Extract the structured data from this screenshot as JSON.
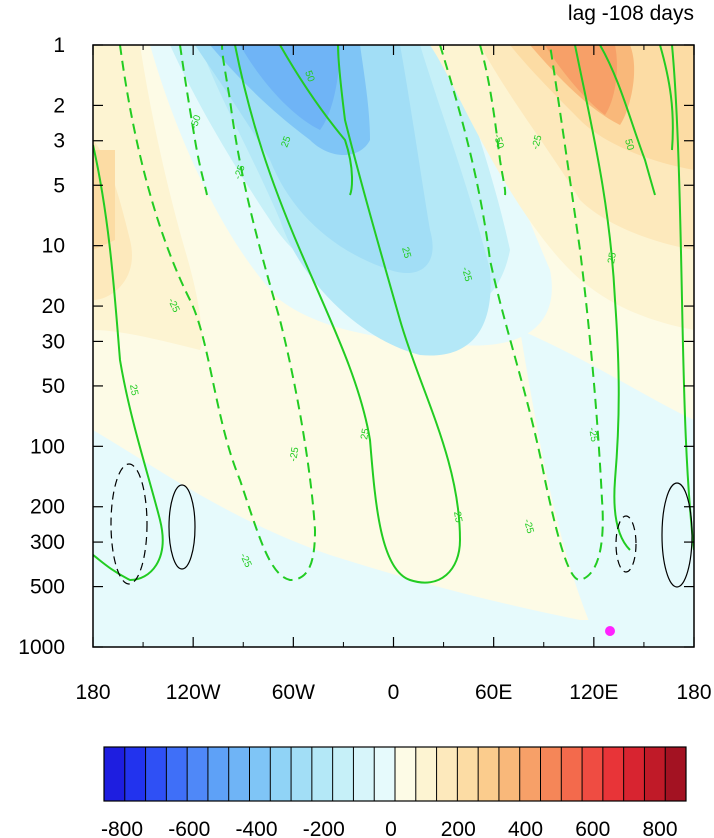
{
  "chart_data": {
    "type": "heatmap",
    "title": "lag -108 days",
    "x": {
      "range": [
        -180,
        180
      ],
      "ticks": [
        -180,
        -120,
        -60,
        0,
        60,
        120,
        180
      ],
      "tick_labels": [
        "180",
        "120W",
        "60W",
        "0",
        "60E",
        "120E",
        "180"
      ]
    },
    "y": {
      "scale": "log",
      "reversed": true,
      "range": [
        1,
        1000
      ],
      "ticks": [
        1,
        2,
        3,
        5,
        10,
        20,
        30,
        50,
        100,
        200,
        300,
        500,
        1000
      ],
      "tick_labels": [
        "1",
        "2",
        "3",
        "5",
        "10",
        "20",
        "30",
        "50",
        "100",
        "200",
        "300",
        "500",
        "1000"
      ]
    },
    "colorbar": {
      "levels": [
        -800,
        -750,
        -700,
        -650,
        -600,
        -550,
        -500,
        -450,
        -400,
        -350,
        -300,
        -250,
        -200,
        -150,
        -100,
        -50,
        0,
        50,
        100,
        150,
        200,
        250,
        300,
        350,
        400,
        450,
        500,
        550,
        600,
        650,
        700,
        750,
        800
      ],
      "labels": [
        "-800",
        "-600",
        "-400",
        "-200",
        "0",
        "200",
        "400",
        "600",
        "800"
      ],
      "colors": [
        "#1e1ee0",
        "#2233ee",
        "#2f50f5",
        "#3f6ff8",
        "#4f88f8",
        "#5ea1f7",
        "#6fb4f6",
        "#7fc5f6",
        "#90d3f6",
        "#a2def6",
        "#b4e8f7",
        "#c6f0f8",
        "#d7f5fa",
        "#e6fafc",
        "#fdfbe6",
        "#fdf4d2",
        "#fde9bc",
        "#fcdca4",
        "#fbcc8d",
        "#f9b87a",
        "#f7a068",
        "#f58658",
        "#f36a4c",
        "#ef4c42",
        "#e83438",
        "#d82430",
        "#c01a28",
        "#a31222"
      ],
      "below_zero_lightest": "#e6fafc",
      "above_zero_lightest": "#fdfbe6"
    },
    "contour_labels": [
      "50",
      "-50",
      "25",
      "-25"
    ],
    "contour_color": "#22cc22",
    "marker": {
      "lon": 130,
      "pressure": 850,
      "color": "#ff22ff"
    }
  }
}
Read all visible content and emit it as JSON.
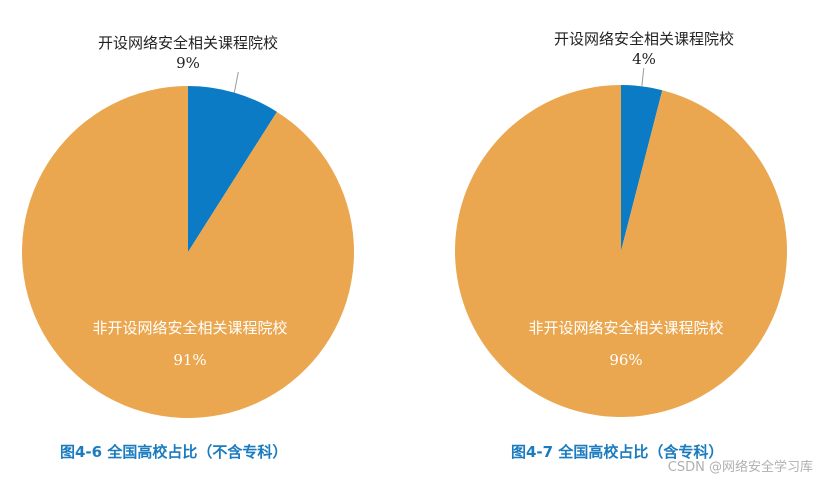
{
  "chart_data": [
    {
      "type": "pie",
      "title": "图4-6 全国高校占比（不含专科）",
      "categories": [
        "开设网络安全相关课程院校",
        "非开设网络安全相关课程院校"
      ],
      "values": [
        9,
        91
      ],
      "unit": "%",
      "colors": [
        "#0a7bc4",
        "#eaa74f"
      ],
      "labels": {
        "slice1_name": "开设网络安全相关课程院校",
        "slice1_pct": "9%",
        "slice2_name": "非开设网络安全相关课程院校",
        "slice2_pct": "91%"
      }
    },
    {
      "type": "pie",
      "title": "图4-7 全国高校占比（含专科）",
      "categories": [
        "开设网络安全相关课程院校",
        "非开设网络安全相关课程院校"
      ],
      "values": [
        4,
        96
      ],
      "unit": "%",
      "colors": [
        "#0a7bc4",
        "#eaa74f"
      ],
      "labels": {
        "slice1_name": "开设网络安全相关课程院校",
        "slice1_pct": "4%",
        "slice2_name": "非开设网络安全相关课程院校",
        "slice2_pct": "96%"
      }
    }
  ],
  "captions": {
    "left": "图4-6  全国高校占比（不含专科）",
    "right": "图4-7  全国高校占比（含专科）"
  },
  "watermark": "CSDN @网络安全学习库"
}
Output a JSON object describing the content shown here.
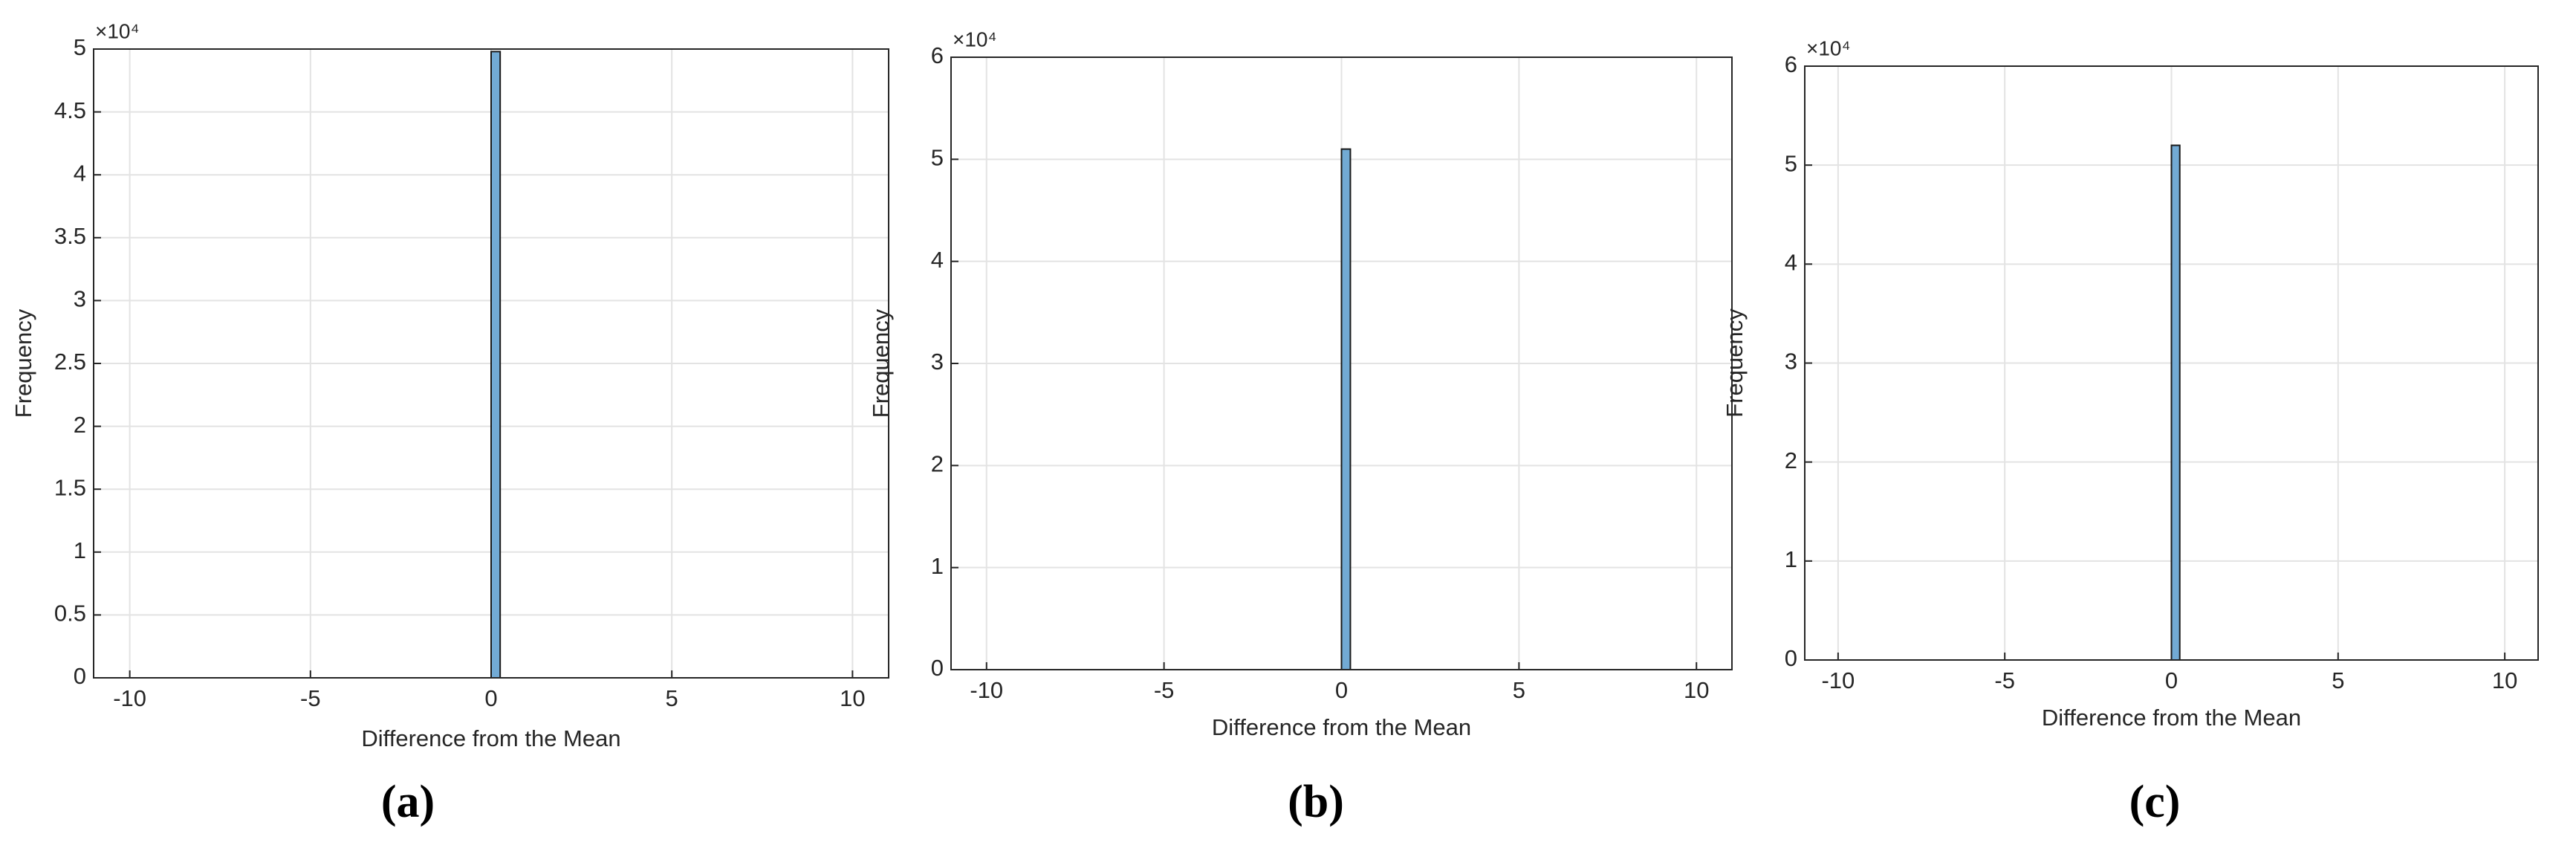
{
  "chart_data": [
    {
      "type": "histogram",
      "caption": "(a)",
      "x_label": "Difference from the Mean",
      "y_label": "Frequency",
      "exponent_label": "×10⁴",
      "bins": [
        0,
        0.25
      ],
      "values": [
        4.98
      ],
      "color": "#72aad4",
      "xlim": [
        -11,
        11
      ],
      "xticks": [
        -10,
        -5,
        0,
        5,
        10
      ],
      "ylim": [
        0,
        5
      ],
      "yticks": [
        0,
        0.5,
        1,
        1.5,
        2,
        2.5,
        3,
        3.5,
        4,
        4.5,
        5
      ],
      "grid": true
    },
    {
      "type": "histogram",
      "caption": "(b)",
      "x_label": "Difference from the Mean",
      "y_label": "Frequency",
      "exponent_label": "×10⁴",
      "bins": [
        0,
        0.25
      ],
      "values": [
        5.1
      ],
      "color": "#72aad4",
      "xlim": [
        -11,
        11
      ],
      "xticks": [
        -10,
        -5,
        0,
        5,
        10
      ],
      "ylim": [
        0,
        6
      ],
      "yticks": [
        0,
        1,
        2,
        3,
        4,
        5,
        6
      ],
      "grid": true
    },
    {
      "type": "histogram",
      "caption": "(c)",
      "x_label": "Difference from the Mean",
      "y_label": "Frequency",
      "exponent_label": "×10⁴",
      "bins": [
        0,
        0.25
      ],
      "values": [
        5.2
      ],
      "color": "#72aad4",
      "xlim": [
        -11,
        11
      ],
      "xticks": [
        -10,
        -5,
        0,
        5,
        10
      ],
      "ylim": [
        0,
        6
      ],
      "yticks": [
        0,
        1,
        2,
        3,
        4,
        5,
        6
      ],
      "grid": true
    }
  ]
}
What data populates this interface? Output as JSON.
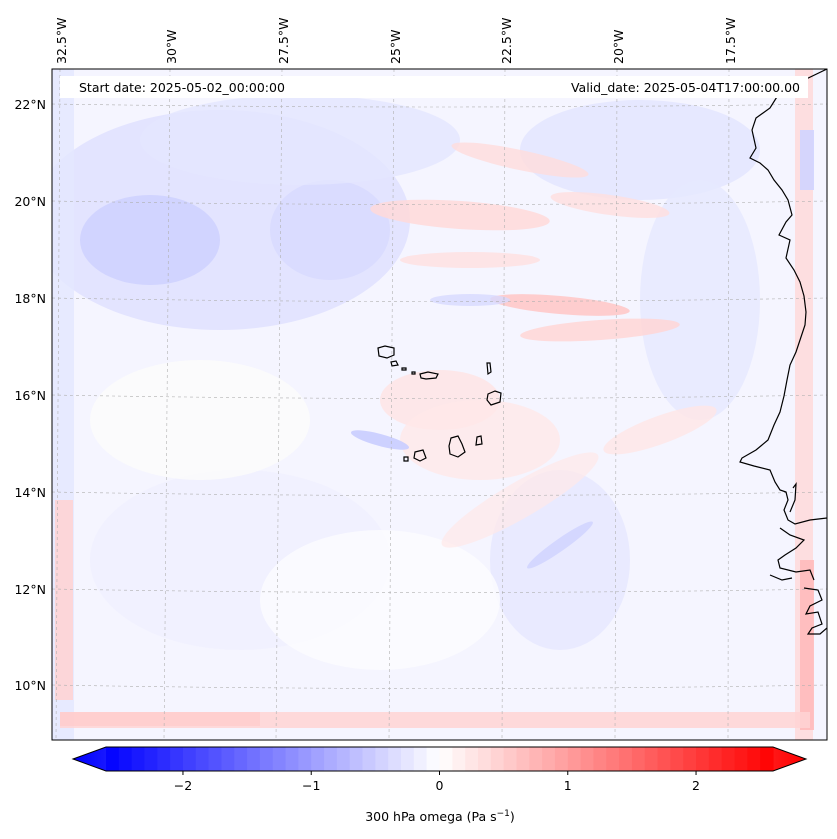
{
  "header": {
    "start_label": "Start date: 2025-05-02_00:00:00",
    "valid_label": "Valid_date: 2025-05-04T17:00:00.00"
  },
  "lon_labels": [
    "32.5°W",
    "30°W",
    "27.5°W",
    "25°W",
    "22.5°W",
    "20°W",
    "17.5°W"
  ],
  "lat_labels": [
    "22°N",
    "20°N",
    "18°N",
    "16°N",
    "14°N",
    "12°N",
    "10°N"
  ],
  "colorbar": {
    "label_prefix": "300 hPa omega (Pa s",
    "label_sup": "−1",
    "label_suffix": ")",
    "ticks": [
      "−2",
      "−1",
      "0",
      "1",
      "2"
    ],
    "tick_values": [
      -2,
      -1,
      0,
      1,
      2
    ],
    "vmin": -2.6,
    "vmax": 2.6,
    "cmap": "bwr",
    "color_low": "#0000ff",
    "color_mid": "#ffffff",
    "color_high": "#ff0000"
  },
  "map": {
    "variable": "300 hPa omega",
    "extent_lon": [
      -33,
      -15.5
    ],
    "extent_lat": [
      9,
      22.5
    ],
    "coastline_color": "#000000",
    "gridline_style": "dashed-gray"
  }
}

---

- **Aim**: Everything from the line with "What data populates" through the final line of the records above should be written out exactly, minus the pictures.

- **Answer to this exercise**:
What data populates this interface? Output as JSON.
{
  "header": {
    "start_label": "Start date: 2025-05-02_00:00:00",
    "valid_label": "Valid_date: 2025-05-04T17:00:00.00"
  },
  "lon_labels": [
    "32.5°W",
    "30°W",
    "27.5°W",
    "25°W",
    "22.5°W",
    "20°W",
    "17.5°W"
  ],
  "lat_labels": [
    "22°N",
    "20°N",
    "18°N",
    "16°N",
    "14°N",
    "12°N",
    "10°N"
  ],
  "colorbar": {
    "label_prefix": "300 hPa omega (Pa s",
    "label_sup": "−1",
    "label_suffix": ")",
    "ticks": [
      "−2",
      "−1",
      "0",
      "1",
      "2"
    ],
    "tick_values": [
      -2,
      -1,
      0,
      1,
      2
    ],
    "vmin": -2.6,
    "vmax": 2.6,
    "cmap": "bwr",
    "color_low": "#0000ff",
    "color_mid": "#ffffff",
    "color_high": "#ff0000"
  },
  "map": {
    "variable": "300 hPa omega",
    "extent_lon": [
      -33,
      -15.5
    ],
    "extent_lat": [
      9,
      22.5
    ],
    "coastline_color": "#000000",
    "gridline_style": "dashed-gray"
  }
}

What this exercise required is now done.